[Saved entries]
▼▼▼
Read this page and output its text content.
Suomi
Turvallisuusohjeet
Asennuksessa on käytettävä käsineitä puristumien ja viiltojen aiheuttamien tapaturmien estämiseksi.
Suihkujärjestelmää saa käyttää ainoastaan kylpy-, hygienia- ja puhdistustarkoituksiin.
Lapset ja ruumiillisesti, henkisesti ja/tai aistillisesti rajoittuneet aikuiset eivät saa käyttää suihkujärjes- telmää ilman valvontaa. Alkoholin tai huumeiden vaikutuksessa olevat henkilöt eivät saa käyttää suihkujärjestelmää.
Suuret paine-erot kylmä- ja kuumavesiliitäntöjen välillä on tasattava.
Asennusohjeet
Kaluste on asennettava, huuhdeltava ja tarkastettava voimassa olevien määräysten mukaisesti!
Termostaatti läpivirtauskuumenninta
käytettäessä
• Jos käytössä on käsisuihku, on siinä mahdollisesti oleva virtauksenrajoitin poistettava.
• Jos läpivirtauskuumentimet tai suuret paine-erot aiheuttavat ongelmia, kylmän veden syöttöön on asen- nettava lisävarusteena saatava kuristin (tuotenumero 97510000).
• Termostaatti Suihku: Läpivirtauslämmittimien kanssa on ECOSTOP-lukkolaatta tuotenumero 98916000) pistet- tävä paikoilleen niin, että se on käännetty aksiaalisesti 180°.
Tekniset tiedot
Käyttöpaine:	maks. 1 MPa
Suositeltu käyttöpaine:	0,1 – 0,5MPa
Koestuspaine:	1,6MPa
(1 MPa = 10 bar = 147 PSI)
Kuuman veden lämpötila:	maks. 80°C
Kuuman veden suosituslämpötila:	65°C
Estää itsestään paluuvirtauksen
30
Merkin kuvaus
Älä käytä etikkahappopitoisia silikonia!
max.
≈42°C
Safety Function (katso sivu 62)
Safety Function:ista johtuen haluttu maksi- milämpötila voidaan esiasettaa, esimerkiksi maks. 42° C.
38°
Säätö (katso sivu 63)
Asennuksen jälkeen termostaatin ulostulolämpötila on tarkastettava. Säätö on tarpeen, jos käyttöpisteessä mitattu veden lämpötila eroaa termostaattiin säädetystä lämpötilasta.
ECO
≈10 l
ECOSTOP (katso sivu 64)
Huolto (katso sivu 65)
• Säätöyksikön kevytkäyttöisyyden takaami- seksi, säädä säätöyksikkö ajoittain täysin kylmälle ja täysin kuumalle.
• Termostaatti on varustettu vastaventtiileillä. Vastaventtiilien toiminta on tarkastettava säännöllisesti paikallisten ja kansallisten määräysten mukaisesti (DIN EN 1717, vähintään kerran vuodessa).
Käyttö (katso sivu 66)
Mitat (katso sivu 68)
▲▲▲
▼▼▼
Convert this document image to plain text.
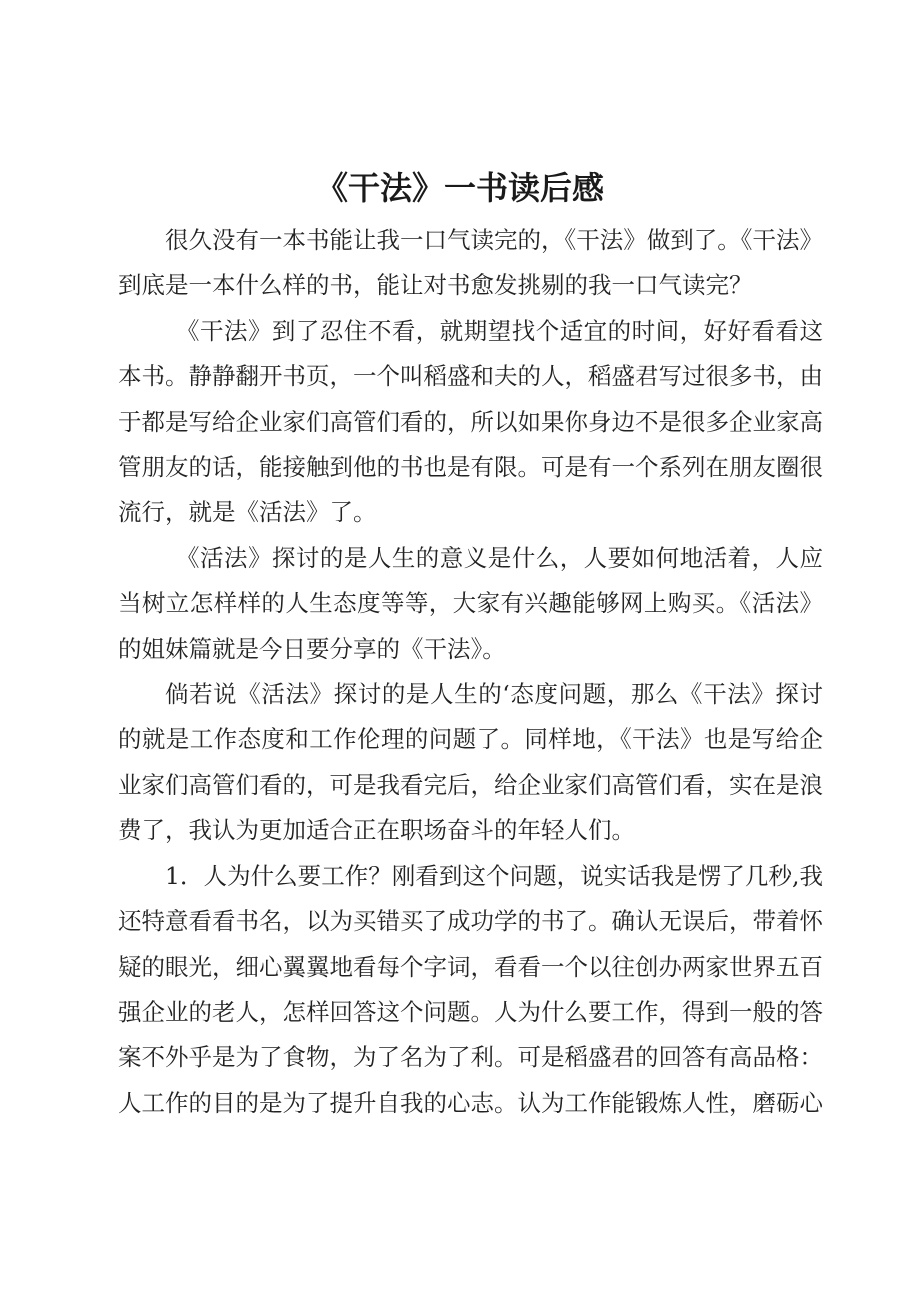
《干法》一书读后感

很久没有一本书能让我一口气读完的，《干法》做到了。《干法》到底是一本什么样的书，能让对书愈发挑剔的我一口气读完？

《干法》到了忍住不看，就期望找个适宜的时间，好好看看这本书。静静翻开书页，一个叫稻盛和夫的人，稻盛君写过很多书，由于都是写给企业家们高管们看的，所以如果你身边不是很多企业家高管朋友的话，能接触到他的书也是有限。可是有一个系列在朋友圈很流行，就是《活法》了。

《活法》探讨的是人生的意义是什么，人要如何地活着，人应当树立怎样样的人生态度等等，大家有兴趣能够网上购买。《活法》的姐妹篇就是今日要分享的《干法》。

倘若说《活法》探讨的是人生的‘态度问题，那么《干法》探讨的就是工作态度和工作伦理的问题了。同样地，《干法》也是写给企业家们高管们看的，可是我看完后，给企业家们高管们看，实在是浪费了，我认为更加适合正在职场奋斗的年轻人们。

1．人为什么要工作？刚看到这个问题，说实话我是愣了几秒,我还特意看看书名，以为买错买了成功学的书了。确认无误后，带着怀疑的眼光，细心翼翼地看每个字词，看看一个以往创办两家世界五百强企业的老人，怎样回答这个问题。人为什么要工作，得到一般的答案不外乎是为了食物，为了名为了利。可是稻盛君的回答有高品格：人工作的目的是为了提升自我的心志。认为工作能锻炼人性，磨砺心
▲▲▲
What is expected
Read the data above and pull out each line that holds the string "käyttää".

Result for this task
Suihkujärjestelmää saa käyttää ainoastaan kylpy-, hygienia- ja puhdistustarkoituksiin.
Lapset ja ruumiillisesti, henkisesti ja/tai aistillisesti rajoittuneet aikuiset eivät saa käyttää suihkujärjes- telmää ilman valvontaa. Alkoholin tai huumeiden vaikutuksessa olevat henkilöt eivät saa käyttää suihkujärjestelmää.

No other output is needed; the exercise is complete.